→ **SET TASK**
Copy out every line in which the string "Monatsmitteltemperatur" occurs.

* Start RECORD EXTRACTS *

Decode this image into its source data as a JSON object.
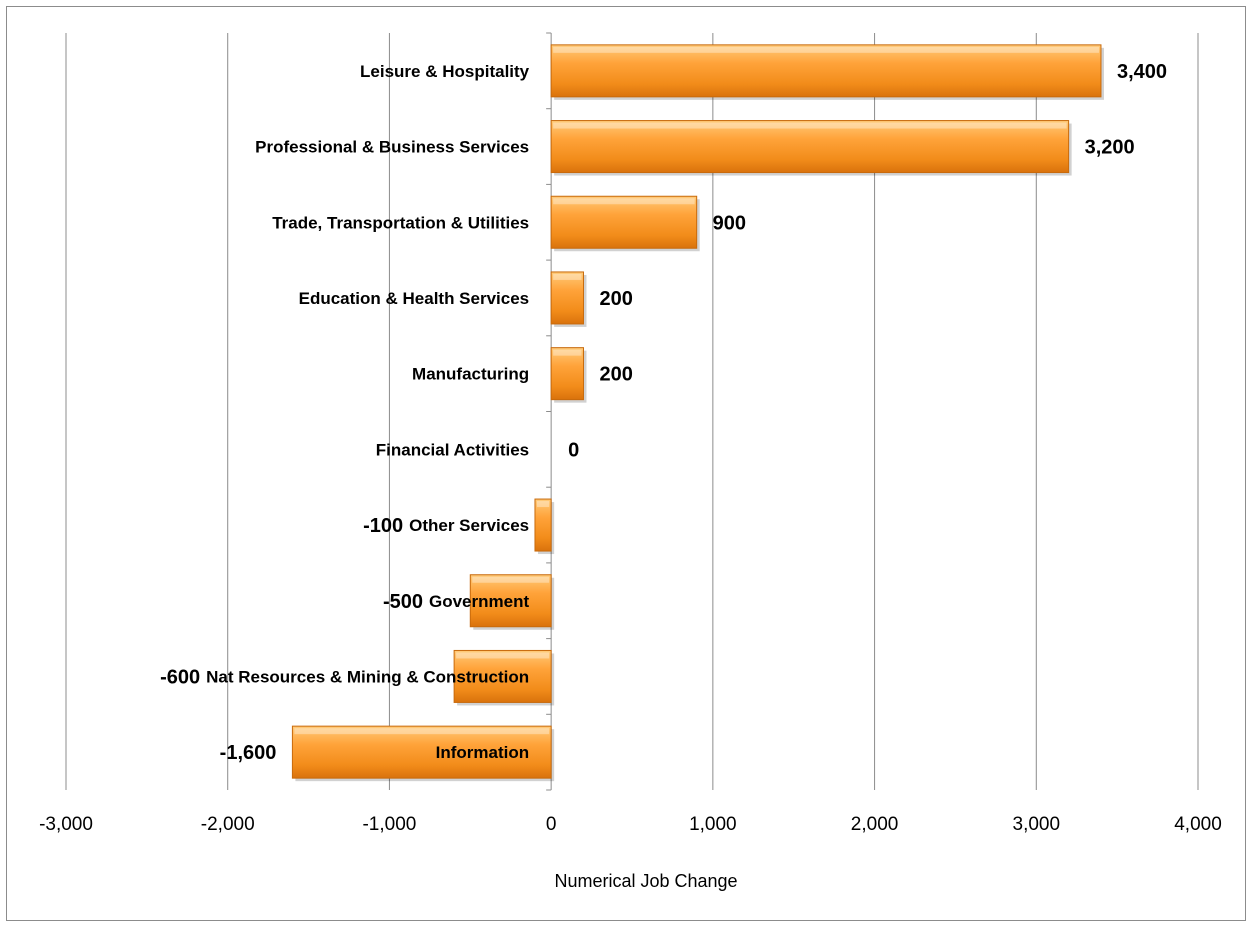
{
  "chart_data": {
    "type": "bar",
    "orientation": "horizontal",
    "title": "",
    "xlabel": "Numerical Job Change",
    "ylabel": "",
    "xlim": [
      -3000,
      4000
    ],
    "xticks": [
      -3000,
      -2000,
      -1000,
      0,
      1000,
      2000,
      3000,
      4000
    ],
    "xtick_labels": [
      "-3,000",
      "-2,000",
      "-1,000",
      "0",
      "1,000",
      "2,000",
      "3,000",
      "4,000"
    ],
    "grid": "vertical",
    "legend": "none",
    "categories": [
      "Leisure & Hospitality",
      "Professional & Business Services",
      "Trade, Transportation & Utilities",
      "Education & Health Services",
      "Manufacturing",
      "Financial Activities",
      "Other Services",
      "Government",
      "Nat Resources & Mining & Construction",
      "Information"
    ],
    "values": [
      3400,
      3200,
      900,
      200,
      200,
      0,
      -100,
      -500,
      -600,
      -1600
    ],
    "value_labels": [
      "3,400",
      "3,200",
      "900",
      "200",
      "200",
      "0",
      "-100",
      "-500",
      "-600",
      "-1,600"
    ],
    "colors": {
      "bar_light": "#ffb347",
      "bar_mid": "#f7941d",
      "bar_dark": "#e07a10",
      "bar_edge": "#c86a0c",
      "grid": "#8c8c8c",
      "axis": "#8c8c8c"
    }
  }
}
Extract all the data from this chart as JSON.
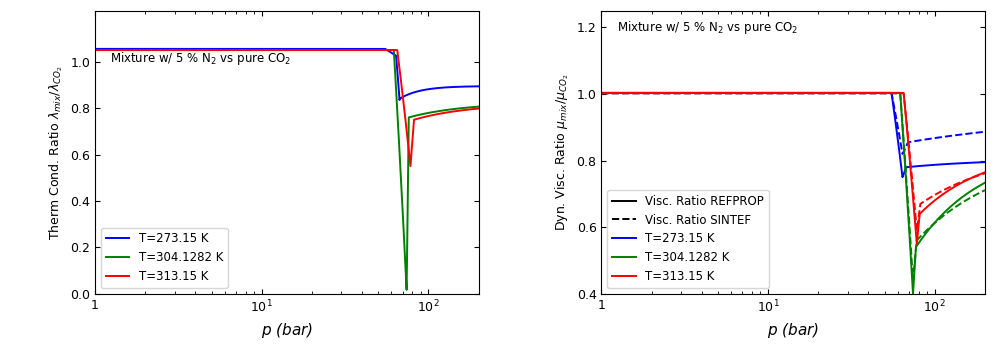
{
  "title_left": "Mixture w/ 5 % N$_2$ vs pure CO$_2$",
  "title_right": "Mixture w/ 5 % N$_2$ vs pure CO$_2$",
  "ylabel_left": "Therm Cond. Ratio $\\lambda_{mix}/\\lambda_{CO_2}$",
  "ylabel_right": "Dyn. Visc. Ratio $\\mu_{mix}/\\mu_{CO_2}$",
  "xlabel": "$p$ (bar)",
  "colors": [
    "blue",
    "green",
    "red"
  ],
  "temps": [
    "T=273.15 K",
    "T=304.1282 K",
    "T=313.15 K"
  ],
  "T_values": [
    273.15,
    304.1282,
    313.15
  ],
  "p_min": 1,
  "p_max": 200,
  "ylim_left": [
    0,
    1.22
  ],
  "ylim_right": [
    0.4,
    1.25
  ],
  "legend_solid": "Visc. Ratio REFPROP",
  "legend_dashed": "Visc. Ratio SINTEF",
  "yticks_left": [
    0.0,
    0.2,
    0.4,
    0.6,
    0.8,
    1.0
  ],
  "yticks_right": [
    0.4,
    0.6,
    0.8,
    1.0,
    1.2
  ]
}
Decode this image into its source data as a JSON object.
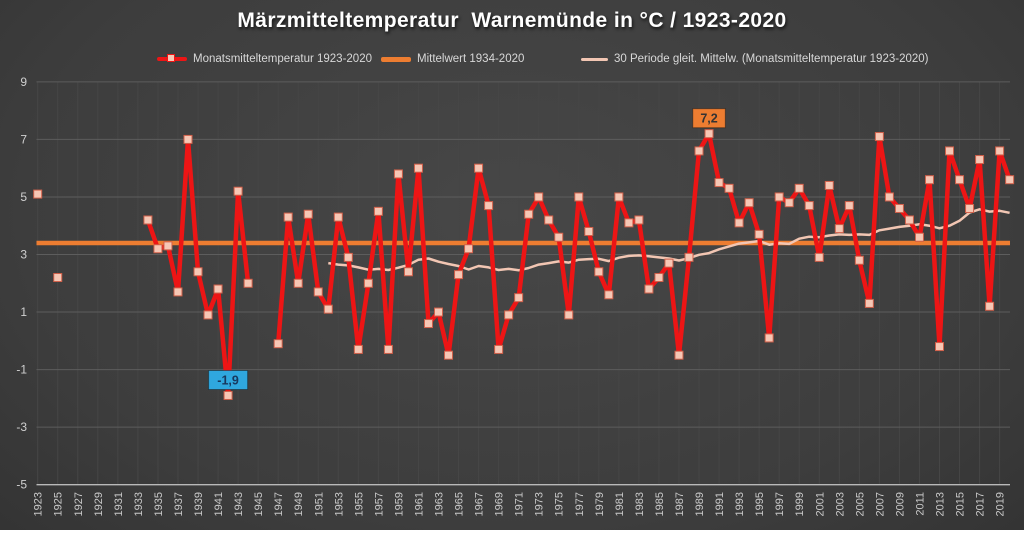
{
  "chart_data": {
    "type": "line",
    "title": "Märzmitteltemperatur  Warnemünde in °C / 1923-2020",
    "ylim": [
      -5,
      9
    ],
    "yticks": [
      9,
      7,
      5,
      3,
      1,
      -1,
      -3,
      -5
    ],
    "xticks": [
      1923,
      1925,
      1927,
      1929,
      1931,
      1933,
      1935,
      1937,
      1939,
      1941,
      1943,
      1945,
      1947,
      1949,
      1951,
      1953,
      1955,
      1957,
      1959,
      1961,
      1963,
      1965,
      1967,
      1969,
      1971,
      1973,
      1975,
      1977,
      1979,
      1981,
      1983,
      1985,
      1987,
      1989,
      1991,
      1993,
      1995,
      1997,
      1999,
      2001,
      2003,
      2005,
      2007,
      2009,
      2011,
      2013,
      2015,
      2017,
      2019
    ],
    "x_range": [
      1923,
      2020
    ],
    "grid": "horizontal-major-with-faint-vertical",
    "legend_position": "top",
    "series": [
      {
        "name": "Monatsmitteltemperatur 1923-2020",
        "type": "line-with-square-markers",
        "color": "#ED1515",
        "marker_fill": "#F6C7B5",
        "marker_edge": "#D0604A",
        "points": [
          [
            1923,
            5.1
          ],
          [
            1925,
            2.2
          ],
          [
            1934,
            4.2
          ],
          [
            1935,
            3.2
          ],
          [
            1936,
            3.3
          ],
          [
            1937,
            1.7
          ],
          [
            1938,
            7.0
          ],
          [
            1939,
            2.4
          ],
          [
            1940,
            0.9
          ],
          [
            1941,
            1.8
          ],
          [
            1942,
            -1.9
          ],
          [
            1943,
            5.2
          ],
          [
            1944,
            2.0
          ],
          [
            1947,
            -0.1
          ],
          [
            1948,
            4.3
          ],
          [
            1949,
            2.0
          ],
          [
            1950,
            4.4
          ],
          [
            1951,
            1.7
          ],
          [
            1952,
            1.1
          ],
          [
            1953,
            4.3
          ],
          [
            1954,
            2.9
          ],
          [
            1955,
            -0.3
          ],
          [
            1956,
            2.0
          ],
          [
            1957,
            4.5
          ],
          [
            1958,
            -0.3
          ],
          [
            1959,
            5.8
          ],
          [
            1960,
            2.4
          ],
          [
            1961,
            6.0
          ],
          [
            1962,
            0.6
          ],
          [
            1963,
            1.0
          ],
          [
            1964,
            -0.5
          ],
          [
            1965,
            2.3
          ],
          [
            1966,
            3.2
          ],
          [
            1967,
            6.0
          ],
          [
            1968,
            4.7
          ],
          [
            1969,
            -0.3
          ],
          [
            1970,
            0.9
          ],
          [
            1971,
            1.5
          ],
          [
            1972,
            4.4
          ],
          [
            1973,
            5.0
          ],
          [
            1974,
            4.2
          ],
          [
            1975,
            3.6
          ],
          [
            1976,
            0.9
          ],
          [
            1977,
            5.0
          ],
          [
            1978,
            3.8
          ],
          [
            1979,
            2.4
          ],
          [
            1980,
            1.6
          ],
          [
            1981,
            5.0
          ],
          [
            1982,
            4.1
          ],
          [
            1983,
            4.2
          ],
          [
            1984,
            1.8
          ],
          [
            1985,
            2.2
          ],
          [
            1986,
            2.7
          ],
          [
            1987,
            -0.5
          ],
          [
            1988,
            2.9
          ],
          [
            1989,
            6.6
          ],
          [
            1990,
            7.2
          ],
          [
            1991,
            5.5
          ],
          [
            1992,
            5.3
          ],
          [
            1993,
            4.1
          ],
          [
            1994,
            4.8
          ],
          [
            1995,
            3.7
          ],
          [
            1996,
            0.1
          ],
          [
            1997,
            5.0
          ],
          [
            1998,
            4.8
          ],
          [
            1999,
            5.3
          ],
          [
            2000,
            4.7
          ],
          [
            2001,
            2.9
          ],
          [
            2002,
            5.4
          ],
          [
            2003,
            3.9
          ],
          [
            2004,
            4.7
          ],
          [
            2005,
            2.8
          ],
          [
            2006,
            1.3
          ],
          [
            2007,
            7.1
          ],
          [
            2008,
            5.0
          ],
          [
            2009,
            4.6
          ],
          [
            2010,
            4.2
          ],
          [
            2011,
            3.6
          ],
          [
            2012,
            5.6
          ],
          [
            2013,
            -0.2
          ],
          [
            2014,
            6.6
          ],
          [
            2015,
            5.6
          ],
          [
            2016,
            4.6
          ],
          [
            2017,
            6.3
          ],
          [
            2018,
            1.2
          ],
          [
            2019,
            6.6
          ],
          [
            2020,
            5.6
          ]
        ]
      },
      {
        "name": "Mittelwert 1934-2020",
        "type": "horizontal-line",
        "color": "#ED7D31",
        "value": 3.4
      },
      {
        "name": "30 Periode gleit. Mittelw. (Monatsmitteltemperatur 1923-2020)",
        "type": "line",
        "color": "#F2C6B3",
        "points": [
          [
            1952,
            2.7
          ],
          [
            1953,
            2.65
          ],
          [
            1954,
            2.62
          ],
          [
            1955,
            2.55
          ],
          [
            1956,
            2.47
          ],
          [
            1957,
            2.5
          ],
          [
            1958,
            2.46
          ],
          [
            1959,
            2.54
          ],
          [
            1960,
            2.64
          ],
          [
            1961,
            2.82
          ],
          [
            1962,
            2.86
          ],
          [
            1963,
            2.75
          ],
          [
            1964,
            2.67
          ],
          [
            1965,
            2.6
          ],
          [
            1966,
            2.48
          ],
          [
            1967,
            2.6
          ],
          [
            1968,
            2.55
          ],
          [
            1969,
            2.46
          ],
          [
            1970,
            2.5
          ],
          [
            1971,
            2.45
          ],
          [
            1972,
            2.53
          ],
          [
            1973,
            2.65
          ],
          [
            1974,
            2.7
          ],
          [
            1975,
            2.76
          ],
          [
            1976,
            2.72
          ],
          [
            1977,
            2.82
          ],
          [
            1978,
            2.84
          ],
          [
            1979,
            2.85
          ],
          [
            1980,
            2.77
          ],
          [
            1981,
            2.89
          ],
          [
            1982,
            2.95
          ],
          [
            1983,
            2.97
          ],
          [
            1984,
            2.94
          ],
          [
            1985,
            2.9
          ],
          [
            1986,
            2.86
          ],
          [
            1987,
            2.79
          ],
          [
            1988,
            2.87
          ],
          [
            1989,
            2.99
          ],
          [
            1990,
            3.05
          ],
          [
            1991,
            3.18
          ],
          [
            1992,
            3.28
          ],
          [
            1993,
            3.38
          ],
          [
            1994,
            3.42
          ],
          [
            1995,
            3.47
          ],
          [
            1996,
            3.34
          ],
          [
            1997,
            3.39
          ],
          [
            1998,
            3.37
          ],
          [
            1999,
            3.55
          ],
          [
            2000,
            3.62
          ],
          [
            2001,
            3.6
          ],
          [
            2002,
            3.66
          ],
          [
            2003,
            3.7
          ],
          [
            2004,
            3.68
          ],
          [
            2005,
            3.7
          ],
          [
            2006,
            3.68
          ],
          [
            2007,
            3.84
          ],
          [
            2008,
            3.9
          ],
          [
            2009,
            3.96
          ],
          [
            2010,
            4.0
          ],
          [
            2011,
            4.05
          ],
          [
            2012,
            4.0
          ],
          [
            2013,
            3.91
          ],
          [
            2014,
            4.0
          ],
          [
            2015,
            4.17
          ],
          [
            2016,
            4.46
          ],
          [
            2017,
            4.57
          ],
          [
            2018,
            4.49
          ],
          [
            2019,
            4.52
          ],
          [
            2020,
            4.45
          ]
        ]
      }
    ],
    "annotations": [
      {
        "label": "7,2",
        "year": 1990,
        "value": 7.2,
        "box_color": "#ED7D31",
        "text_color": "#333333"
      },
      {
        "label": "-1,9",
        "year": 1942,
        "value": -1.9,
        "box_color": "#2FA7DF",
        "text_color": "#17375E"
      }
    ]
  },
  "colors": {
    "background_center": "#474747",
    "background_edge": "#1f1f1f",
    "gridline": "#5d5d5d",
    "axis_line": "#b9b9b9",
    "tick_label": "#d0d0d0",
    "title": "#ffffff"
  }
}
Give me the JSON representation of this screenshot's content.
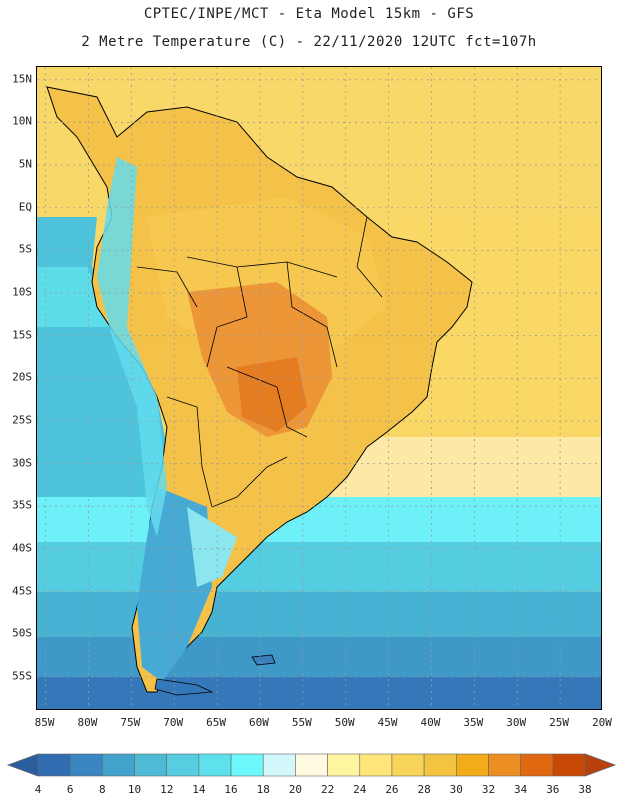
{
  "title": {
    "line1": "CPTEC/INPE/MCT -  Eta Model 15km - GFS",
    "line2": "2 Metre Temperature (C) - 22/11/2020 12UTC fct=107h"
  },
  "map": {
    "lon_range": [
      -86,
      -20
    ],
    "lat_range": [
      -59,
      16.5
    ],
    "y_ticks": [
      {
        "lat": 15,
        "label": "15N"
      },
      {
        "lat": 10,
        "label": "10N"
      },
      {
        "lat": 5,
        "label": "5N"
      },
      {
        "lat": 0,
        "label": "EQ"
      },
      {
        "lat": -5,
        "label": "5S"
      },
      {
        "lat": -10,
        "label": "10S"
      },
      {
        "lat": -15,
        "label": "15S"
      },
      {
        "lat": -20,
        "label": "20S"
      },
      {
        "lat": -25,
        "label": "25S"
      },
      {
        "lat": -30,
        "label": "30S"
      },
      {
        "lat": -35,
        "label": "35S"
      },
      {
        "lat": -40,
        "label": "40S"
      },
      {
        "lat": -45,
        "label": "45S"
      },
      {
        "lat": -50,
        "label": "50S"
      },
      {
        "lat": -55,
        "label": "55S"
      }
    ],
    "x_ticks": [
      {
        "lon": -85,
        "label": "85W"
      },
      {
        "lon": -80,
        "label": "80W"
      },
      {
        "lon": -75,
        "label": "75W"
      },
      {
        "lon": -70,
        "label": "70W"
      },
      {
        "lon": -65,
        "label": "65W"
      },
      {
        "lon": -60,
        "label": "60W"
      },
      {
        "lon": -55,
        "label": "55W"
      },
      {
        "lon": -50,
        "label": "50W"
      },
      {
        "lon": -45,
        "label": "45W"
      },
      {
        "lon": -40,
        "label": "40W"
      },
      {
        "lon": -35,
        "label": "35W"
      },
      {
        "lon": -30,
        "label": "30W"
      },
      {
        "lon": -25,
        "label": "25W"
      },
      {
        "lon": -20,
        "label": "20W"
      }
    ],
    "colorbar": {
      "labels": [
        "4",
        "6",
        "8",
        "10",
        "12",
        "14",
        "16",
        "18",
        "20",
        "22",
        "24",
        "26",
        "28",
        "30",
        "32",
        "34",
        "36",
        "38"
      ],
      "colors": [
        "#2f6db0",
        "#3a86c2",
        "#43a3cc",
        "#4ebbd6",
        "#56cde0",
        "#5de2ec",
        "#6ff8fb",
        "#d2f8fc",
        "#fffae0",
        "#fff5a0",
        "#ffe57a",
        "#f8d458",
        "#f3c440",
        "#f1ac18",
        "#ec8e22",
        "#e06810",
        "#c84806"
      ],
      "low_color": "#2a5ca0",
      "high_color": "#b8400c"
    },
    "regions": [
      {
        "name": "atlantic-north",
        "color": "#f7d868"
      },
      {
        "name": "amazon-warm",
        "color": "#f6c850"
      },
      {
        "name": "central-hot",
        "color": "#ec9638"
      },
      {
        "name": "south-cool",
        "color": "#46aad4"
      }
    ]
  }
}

* End RECORD EXTRACTS *

→ **FINAL ANSWER**
        "name": "Monatsmitteltemperatur 1923-2020",
        "name": "30 Periode gleit. Mittelw. (Monatsmitteltemperatur 1923-2020)",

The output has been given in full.